##### Material for the task #####
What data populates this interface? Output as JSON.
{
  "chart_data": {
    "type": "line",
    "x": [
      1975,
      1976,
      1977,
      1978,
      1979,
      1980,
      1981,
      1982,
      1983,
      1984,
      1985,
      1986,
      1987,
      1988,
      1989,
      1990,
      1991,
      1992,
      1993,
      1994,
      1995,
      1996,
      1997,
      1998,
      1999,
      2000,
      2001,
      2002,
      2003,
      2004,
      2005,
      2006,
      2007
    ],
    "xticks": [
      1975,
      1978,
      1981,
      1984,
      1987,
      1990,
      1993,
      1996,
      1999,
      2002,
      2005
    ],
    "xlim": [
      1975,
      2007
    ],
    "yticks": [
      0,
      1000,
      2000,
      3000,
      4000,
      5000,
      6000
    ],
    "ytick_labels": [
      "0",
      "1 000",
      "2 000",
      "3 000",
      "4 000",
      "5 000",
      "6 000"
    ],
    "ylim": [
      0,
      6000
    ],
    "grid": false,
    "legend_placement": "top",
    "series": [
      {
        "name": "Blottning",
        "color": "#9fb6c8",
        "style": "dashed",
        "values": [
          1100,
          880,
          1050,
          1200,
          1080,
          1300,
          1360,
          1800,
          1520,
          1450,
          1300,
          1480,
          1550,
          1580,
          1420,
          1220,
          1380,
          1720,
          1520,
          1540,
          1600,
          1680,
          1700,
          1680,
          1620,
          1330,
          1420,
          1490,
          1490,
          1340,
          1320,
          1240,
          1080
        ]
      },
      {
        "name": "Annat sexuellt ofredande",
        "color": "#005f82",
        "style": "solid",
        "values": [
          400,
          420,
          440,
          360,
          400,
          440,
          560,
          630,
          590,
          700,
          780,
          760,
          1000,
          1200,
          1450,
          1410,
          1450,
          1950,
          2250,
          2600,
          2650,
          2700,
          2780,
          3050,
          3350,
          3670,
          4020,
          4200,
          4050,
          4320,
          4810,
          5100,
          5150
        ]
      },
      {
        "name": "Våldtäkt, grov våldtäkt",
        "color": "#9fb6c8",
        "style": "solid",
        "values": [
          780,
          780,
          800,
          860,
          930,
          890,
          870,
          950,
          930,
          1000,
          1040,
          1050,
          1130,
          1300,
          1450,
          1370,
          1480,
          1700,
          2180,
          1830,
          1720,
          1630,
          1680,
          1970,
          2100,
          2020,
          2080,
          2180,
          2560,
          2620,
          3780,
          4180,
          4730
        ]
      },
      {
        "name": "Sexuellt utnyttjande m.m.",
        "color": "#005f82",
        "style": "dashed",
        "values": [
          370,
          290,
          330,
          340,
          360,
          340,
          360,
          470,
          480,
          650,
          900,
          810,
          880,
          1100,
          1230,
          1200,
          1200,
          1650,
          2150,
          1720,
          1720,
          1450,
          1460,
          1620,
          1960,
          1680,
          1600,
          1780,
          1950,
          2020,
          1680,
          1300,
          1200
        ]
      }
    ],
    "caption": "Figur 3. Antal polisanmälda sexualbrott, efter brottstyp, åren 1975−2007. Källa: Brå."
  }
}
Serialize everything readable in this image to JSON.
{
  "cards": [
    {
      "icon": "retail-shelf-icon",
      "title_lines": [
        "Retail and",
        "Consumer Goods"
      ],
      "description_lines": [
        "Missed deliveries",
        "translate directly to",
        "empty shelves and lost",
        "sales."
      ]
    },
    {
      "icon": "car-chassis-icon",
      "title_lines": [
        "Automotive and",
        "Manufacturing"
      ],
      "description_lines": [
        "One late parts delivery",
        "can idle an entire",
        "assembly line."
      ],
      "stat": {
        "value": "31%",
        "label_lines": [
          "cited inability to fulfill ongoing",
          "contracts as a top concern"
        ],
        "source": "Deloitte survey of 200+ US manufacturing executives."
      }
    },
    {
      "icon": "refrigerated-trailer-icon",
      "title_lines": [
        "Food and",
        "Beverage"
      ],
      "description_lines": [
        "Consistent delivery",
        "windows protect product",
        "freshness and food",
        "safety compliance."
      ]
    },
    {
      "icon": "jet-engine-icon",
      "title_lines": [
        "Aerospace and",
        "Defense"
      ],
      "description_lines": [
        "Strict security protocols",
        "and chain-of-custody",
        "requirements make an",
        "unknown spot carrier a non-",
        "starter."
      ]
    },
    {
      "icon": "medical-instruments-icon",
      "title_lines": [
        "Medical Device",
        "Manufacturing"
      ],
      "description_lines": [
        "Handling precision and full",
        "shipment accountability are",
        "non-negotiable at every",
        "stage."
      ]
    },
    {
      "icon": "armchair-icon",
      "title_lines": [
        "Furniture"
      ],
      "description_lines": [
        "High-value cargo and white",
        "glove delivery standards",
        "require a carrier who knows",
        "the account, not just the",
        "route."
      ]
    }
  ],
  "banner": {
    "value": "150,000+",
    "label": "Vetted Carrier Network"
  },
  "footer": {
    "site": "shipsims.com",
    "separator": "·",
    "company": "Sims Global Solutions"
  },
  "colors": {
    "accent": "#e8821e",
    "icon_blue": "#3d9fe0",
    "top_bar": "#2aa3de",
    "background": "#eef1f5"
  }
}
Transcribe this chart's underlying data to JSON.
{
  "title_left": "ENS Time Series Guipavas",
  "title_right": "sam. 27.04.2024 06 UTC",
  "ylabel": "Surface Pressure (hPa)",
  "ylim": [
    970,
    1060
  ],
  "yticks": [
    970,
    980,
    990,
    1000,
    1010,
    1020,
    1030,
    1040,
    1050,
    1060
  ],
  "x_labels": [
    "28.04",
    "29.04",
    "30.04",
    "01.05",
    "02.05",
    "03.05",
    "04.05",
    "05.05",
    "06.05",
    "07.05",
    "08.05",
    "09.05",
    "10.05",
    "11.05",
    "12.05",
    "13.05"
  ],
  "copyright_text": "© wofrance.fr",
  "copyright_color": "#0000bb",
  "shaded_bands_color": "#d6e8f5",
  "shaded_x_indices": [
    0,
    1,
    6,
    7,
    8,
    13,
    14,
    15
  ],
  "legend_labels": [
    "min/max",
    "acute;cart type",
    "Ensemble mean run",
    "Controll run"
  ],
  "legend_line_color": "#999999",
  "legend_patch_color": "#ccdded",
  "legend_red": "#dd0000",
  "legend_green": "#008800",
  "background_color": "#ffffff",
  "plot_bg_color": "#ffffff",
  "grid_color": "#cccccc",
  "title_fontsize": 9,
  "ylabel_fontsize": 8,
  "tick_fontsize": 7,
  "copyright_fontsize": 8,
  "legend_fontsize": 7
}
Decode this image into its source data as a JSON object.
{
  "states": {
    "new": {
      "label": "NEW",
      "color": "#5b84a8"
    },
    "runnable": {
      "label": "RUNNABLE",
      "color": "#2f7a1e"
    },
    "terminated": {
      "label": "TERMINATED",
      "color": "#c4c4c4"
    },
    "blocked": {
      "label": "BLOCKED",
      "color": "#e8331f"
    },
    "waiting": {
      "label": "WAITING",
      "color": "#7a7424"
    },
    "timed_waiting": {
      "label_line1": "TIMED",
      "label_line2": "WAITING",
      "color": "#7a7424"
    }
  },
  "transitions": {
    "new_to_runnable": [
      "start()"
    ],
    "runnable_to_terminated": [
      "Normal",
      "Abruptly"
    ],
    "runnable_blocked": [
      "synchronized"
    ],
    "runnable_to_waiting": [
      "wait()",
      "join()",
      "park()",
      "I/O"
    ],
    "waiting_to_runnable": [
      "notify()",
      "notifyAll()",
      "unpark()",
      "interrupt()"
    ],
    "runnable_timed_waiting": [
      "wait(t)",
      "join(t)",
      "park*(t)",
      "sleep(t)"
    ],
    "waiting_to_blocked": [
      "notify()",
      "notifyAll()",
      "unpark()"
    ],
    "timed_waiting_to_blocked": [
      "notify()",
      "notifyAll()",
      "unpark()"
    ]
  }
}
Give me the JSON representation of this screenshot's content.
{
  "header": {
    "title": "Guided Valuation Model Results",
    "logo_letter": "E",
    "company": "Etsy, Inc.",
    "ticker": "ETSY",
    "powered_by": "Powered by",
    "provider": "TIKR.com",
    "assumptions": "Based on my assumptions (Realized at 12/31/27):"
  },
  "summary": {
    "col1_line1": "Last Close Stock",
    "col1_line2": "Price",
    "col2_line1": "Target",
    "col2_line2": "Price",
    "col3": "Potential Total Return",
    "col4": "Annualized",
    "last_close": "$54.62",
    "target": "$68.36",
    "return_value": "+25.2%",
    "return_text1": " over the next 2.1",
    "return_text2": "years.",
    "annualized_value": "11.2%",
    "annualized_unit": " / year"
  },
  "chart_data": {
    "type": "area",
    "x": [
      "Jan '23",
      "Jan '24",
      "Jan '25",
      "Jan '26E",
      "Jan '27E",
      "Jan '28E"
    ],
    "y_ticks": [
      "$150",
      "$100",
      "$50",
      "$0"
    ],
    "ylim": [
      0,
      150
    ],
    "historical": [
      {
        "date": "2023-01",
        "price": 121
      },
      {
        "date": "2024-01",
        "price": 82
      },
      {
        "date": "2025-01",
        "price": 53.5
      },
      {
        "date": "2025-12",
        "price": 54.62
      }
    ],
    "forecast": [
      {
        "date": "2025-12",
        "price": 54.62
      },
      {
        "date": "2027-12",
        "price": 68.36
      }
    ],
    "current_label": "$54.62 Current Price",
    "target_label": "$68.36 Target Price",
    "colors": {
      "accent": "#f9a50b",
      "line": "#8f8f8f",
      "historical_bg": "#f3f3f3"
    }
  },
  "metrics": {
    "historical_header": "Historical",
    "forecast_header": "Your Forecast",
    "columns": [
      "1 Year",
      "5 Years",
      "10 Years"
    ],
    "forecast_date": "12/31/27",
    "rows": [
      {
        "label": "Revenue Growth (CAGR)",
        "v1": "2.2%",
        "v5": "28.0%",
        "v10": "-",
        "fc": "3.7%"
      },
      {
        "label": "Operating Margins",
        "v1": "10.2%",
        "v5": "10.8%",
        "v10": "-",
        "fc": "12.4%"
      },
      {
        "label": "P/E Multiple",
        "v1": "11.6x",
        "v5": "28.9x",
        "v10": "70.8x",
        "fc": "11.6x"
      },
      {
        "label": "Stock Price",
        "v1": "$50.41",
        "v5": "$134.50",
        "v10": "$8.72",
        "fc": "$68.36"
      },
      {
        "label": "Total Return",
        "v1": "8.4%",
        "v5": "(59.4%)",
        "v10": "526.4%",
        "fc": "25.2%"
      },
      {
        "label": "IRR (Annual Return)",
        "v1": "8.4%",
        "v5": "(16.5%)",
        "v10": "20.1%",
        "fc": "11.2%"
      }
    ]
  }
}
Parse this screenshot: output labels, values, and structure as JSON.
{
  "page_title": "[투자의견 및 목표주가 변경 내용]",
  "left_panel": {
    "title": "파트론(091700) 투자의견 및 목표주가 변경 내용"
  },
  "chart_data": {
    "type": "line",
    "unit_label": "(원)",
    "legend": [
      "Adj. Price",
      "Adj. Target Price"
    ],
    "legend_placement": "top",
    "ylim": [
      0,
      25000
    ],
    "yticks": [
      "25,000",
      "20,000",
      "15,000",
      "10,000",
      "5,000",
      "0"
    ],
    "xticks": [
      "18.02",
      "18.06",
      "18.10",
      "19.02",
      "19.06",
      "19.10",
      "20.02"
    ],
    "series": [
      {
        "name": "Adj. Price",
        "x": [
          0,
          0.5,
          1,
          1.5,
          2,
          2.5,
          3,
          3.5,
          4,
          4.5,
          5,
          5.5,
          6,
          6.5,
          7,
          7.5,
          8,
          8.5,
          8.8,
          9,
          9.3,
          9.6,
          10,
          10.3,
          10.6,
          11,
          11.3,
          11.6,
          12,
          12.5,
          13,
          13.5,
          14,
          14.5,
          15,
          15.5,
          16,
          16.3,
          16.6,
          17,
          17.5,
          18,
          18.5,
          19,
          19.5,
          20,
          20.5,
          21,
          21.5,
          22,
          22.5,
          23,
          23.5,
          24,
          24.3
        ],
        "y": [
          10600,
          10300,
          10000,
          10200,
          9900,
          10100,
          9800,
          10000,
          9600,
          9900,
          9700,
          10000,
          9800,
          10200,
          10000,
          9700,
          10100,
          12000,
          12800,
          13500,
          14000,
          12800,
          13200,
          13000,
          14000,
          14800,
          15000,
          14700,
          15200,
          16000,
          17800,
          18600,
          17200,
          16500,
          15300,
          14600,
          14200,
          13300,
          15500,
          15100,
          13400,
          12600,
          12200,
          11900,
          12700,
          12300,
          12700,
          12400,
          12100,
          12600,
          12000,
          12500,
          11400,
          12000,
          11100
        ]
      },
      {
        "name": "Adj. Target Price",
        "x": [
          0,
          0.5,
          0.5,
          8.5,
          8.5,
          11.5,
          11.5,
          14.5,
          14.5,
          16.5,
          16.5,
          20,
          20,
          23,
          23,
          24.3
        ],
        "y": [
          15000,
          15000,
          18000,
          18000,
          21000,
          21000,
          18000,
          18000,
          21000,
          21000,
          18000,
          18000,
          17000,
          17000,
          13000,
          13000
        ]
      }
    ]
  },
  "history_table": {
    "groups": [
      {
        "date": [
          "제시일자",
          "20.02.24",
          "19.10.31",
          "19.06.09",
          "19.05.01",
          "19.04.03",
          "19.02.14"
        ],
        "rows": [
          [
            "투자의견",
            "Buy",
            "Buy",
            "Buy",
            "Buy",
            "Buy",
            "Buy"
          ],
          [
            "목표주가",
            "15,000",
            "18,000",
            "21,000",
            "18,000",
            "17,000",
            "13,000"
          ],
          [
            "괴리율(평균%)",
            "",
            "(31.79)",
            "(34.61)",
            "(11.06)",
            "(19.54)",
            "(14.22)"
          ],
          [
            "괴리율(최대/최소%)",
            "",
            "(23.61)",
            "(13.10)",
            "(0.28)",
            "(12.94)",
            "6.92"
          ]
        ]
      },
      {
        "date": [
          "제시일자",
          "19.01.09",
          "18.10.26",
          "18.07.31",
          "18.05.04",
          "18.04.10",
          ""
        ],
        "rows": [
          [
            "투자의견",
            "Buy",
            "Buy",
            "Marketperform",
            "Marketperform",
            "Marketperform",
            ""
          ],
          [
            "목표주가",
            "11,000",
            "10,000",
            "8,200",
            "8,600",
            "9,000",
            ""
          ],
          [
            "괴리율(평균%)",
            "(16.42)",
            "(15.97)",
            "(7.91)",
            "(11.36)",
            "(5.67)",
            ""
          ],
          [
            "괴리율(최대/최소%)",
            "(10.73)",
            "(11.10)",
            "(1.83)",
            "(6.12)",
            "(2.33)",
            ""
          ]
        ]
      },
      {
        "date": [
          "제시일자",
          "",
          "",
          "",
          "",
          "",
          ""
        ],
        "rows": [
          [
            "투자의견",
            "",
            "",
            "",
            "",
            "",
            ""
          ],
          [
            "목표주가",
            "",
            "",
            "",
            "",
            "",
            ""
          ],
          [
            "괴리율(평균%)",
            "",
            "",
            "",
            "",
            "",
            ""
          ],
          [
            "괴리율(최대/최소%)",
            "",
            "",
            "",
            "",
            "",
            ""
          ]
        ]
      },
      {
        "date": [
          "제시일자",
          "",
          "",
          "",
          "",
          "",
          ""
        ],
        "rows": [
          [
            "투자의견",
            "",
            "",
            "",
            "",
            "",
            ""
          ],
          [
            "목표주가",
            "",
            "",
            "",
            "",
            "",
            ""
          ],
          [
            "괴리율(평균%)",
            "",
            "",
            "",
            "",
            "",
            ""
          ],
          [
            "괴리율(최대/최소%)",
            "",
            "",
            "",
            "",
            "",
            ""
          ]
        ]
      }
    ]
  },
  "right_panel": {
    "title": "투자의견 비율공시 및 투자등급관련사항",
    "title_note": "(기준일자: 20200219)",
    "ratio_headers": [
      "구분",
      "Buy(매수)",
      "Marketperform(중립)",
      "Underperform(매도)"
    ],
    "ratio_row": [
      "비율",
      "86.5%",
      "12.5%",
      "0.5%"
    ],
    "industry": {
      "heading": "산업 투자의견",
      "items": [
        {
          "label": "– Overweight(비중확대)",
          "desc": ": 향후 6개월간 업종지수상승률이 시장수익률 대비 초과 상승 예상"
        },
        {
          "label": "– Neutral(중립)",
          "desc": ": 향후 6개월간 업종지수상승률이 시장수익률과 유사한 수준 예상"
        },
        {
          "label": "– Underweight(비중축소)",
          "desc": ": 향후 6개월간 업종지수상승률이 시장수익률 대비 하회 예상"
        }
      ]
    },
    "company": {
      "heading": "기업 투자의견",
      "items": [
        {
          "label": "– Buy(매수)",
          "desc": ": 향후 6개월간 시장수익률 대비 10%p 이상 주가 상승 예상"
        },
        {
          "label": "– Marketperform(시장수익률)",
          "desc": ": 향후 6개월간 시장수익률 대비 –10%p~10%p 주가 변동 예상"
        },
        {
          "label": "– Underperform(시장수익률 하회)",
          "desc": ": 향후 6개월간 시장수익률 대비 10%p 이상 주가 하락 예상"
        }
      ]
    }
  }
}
#####
▸ What this task involves
Identify the lines of the data that contain the word "company". Copy each of them.

▸ Finished task
    "company": "Sims Global Solutions"
    "company": "Etsy, Inc.",
    "company": {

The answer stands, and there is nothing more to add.